** Start **

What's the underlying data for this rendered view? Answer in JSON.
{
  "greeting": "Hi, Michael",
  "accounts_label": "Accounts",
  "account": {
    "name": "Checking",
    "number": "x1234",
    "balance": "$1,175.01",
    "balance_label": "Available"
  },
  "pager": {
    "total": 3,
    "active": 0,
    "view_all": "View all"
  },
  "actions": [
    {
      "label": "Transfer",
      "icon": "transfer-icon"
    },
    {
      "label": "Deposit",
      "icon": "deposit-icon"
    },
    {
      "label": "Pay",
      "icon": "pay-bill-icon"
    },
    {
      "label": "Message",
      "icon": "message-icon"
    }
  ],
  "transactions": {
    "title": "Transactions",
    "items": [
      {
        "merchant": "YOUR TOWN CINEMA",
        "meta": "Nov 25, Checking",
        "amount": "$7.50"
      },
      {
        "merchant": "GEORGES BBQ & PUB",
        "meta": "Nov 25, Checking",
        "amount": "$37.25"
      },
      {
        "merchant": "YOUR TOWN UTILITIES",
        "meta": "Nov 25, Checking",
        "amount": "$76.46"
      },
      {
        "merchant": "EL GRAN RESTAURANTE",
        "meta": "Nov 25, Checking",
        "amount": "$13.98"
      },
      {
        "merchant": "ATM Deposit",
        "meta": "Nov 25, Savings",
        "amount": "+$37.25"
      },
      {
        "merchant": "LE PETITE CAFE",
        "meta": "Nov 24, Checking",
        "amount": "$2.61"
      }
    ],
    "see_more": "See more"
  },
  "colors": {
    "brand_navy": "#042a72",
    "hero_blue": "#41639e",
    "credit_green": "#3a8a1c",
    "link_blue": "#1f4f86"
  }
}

** End **
** Start **

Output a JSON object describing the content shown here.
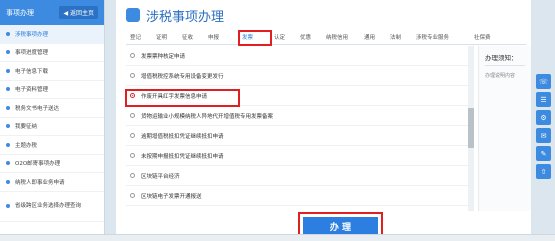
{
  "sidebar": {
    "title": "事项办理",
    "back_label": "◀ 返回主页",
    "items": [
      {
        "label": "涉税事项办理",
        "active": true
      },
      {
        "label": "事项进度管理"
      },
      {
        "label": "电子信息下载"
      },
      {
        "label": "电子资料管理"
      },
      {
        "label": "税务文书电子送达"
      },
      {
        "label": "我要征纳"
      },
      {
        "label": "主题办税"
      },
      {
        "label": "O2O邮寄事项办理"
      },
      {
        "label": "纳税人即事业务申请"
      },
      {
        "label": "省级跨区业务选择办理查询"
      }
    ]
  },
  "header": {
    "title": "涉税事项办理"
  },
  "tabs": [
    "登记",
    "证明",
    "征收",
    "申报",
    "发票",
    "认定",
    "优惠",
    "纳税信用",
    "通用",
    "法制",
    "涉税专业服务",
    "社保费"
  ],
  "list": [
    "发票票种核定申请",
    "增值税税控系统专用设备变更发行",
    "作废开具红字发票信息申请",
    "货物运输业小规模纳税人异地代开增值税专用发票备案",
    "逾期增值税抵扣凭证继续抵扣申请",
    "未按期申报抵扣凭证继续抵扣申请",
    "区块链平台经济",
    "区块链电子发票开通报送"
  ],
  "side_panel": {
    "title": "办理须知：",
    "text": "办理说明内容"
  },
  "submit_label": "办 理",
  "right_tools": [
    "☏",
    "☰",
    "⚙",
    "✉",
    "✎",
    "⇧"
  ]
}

** End **

Please list every line of the records that contains "JSON".

**Result**
What's the underlying data for this rendered view? Answer in JSON.
Output a JSON object describing the content shown here.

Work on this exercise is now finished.